--- start of Stored rows ---

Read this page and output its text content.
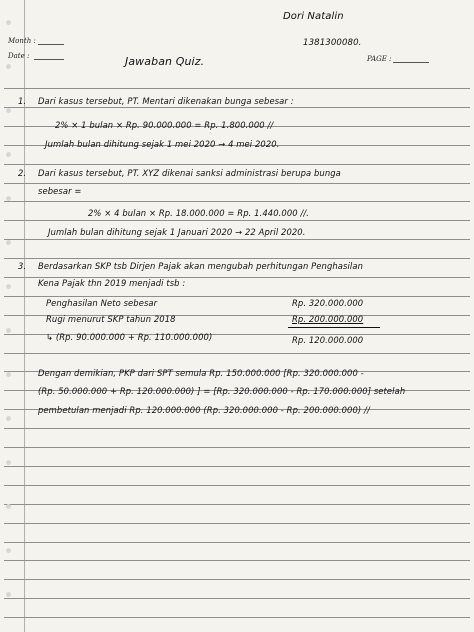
Month :
Date :	PAGE :
Dori Natalin
1381300080.
Jawaban Quiz.
1. Dari kasus tersebut, PT. Mentari dikenakan bunga sebesar :
2% × 1 bulan × Rp. 90.000.000 = Rp. 1.800.000 //
Jumlah bulan dihitung sejak 1 mei 2020 → 4 mei 2020.
2. Dari kasus tersebut, PT. XYZ dikenai sanksi administrasi berupa bunga
sebesar =
2% × 4 bulan × Rp. 18.000.000 = Rp. 1.440.000 //.
Jumlah bulan dihitung sejak 1 Januari 2020 → 22 April 2020.
3. Berdasarkan SKP tsb Dirjen Pajak akan mengubah perhitungan Penghasilan
Kena Pajak thn 2019 menjadi tsb :
Penghasilan Neto sebesar	Rp. 320.000.000
Rugi menurut SKP tahun 2018	Rp. 200.000.000
↳ (Rp. 90.000.000 + Rp. 110.000.000)	Rp. 120.000.000
Dengan demikian, PKP dari SPT semula Rp. 150.000.000 [Rp. 320.000.000 -
(Rp. 50.000.000 + Rp. 120.000.000) ] = [Rp. 320.000.000 - Rp. 170.000.000] setelah
pembetulan menjadi Rp. 120.000.000 (Rp. 320.000.000 - Rp. 200.000.000) //
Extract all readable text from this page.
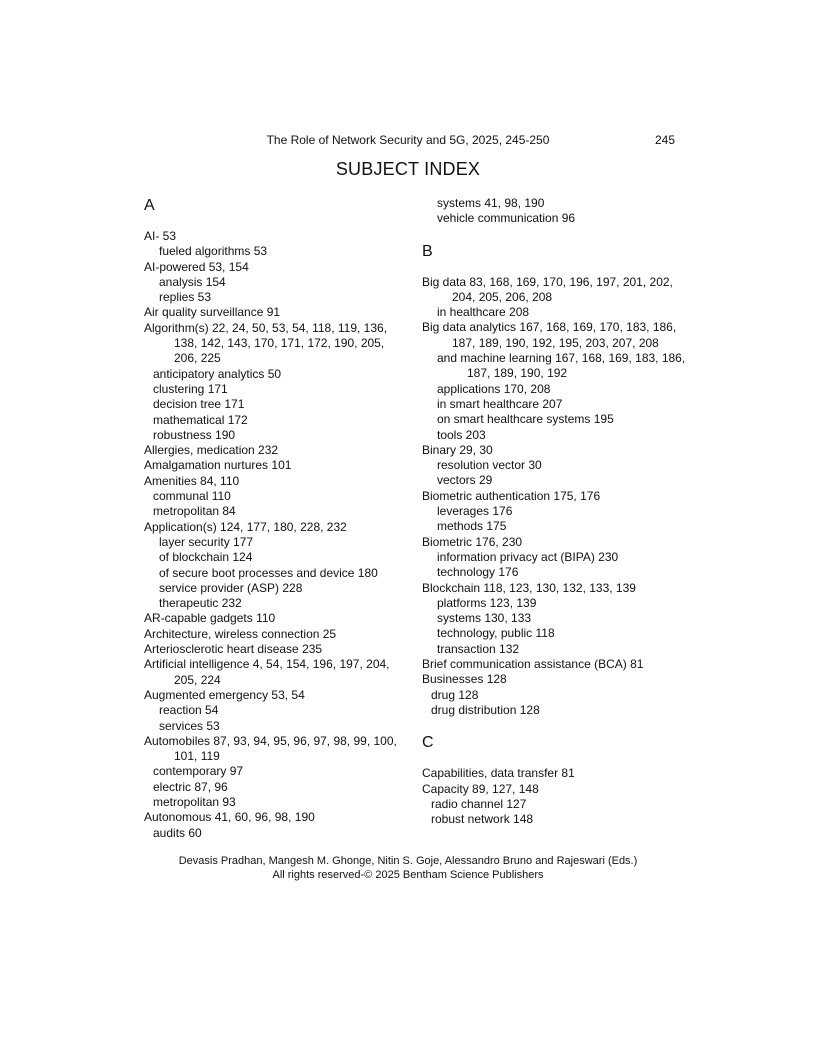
The Role of Network Security and 5G, 2025, 245-250	245
SUBJECT INDEX
A
AI- 53
fueled algorithms 53
AI-powered 53, 154
analysis 154
replies 53
Air quality surveillance 91
Algorithm(s) 22, 24, 50, 53, 54, 118, 119, 136, 138, 142, 143, 170, 171, 172, 190, 205, 206, 225
anticipatory analytics 50
clustering 171
decision tree 171
mathematical 172
robustness 190
Allergies, medication 232
Amalgamation nurtures 101
Amenities 84, 110
communal 110
metropolitan 84
Application(s) 124, 177, 180, 228, 232
layer security 177
of blockchain 124
of secure boot processes and device 180
service provider (ASP) 228
therapeutic 232
AR-capable gadgets 110
Architecture, wireless connection 25
Arteriosclerotic heart disease 235
Artificial intelligence 4, 54, 154, 196, 197, 204, 205, 224
Augmented emergency 53, 54
reaction 54
services 53
Automobiles 87, 93, 94, 95, 96, 97, 98, 99, 100, 101, 119
contemporary 97
electric 87, 96
metropolitan 93
Autonomous 41, 60, 96, 98, 190
audits 60
systems 41, 98, 190
vehicle communication 96
B
Big data 83, 168, 169, 170, 196, 197, 201, 202, 204, 205, 206, 208
in healthcare 208
Big data analytics 167, 168, 169, 170, 183, 186, 187, 189, 190, 192, 195, 203, 207, 208
and machine learning 167, 168, 169, 183, 186, 187, 189, 190, 192
applications 170, 208
in smart healthcare 207
on smart healthcare systems 195
tools 203
Binary 29, 30
resolution vector 30
vectors 29
Biometric authentication 175, 176
leverages 176
methods 175
Biometric 176, 230
information privacy act (BIPA) 230
technology 176
Blockchain 118, 123, 130, 132, 133, 139
platforms 123, 139
systems 130, 133
technology, public 118
transaction 132
Brief communication assistance (BCA) 81
Businesses 128
drug 128
drug distribution 128
C
Capabilities, data transfer 81
Capacity 89, 127, 148
radio channel 127
robust network 148
Devasis Pradhan, Mangesh M. Ghonge, Nitin S. Goje, Alessandro Bruno and Rajeswari (Eds.)
All rights reserved-© 2025 Bentham Science Publishers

--- end of Stored rows ---

• **Problem to solve**
Copy out all lines that carry the word "communication".

• **Written answer**
vehicle communication 96
Brief communication assistance (BCA) 81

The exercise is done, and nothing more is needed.